▶ _INSTRUCTIONS FOR THE TASK_
Each record must be retyped in full. No character may differ.

▶ _STORED ROWS_
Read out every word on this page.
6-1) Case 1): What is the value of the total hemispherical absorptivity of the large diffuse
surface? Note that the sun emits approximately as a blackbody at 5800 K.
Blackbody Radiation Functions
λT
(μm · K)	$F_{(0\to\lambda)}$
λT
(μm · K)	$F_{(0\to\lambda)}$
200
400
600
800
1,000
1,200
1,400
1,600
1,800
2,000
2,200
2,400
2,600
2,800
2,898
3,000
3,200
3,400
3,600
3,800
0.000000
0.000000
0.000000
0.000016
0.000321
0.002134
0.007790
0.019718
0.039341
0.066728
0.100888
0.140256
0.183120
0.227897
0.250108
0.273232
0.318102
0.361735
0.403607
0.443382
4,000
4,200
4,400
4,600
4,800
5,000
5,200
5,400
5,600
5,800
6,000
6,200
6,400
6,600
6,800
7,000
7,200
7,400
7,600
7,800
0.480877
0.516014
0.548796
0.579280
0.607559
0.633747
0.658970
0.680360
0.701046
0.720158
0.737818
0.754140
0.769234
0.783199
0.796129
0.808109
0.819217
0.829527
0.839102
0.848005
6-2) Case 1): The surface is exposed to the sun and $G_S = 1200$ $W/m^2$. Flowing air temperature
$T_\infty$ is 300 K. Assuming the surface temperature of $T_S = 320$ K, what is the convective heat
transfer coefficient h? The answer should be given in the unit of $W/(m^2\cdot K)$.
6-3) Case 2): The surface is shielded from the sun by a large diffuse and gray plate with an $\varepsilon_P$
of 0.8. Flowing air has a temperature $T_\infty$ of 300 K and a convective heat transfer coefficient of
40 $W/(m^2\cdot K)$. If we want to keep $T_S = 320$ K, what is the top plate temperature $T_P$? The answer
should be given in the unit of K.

▶ _RESULT FOR THIS TASK_
Read out every word on this page.
6-1) Case 1): What is the value of the total hemispherical absorptivity of the large diffuse
surface? Note that the sun emits approximately as a blackbody at 5800 K.
Blackbody Radiation Functions
λT
(μm · K)	$F_{(0\to\lambda)}$
λT
(μm · K)	$F_{(0\to\lambda)}$
200
400
600
800
1,000
1,200
1,400
1,600
1,800
2,000
2,200
2,400
2,600
2,800
2,898
3,000
3,200
3,400
3,600
3,800
0.000000
0.000000
0.000000
0.000016
0.000321
0.002134
0.007790
0.019718
0.039341
0.066728
0.100888
0.140256
0.183120
0.227897
0.250108
0.273232
0.318102
0.361735
0.403607
0.443382
4,000
4,200
4,400
4,600
4,800
5,000
5,200
5,400
5,600
5,800
6,000
6,200
6,400
6,600
6,800
7,000
7,200
7,400
7,600
7,800
0.480877
0.516014
0.548796
0.579280
0.607559
0.633747
0.658970
0.680360
0.701046
0.720158
0.737818
0.754140
0.769234
0.783199
0.796129
0.808109
0.819217
0.829527
0.839102
0.848005
6-2) Case 1): The surface is exposed to the sun and $G_S = 1200$ $W/m^2$. Flowing air temperature
$T_\infty$ is 300 K. Assuming the surface temperature of $T_S = 320$ K, what is the convective heat
transfer coefficient h? The answer should be given in the unit of $W/(m^2\cdot K)$.
6-3) Case 2): The surface is shielded from the sun by a large diffuse and gray plate with an $\varepsilon_P$
of 0.8. Flowing air has a temperature $T_\infty$ of 300 K and a convective heat transfer coefficient of
40 $W/(m^2\cdot K)$. If we want to keep $T_S = 320$ K, what is the top plate temperature $T_P$? The answer
should be given in the unit of K.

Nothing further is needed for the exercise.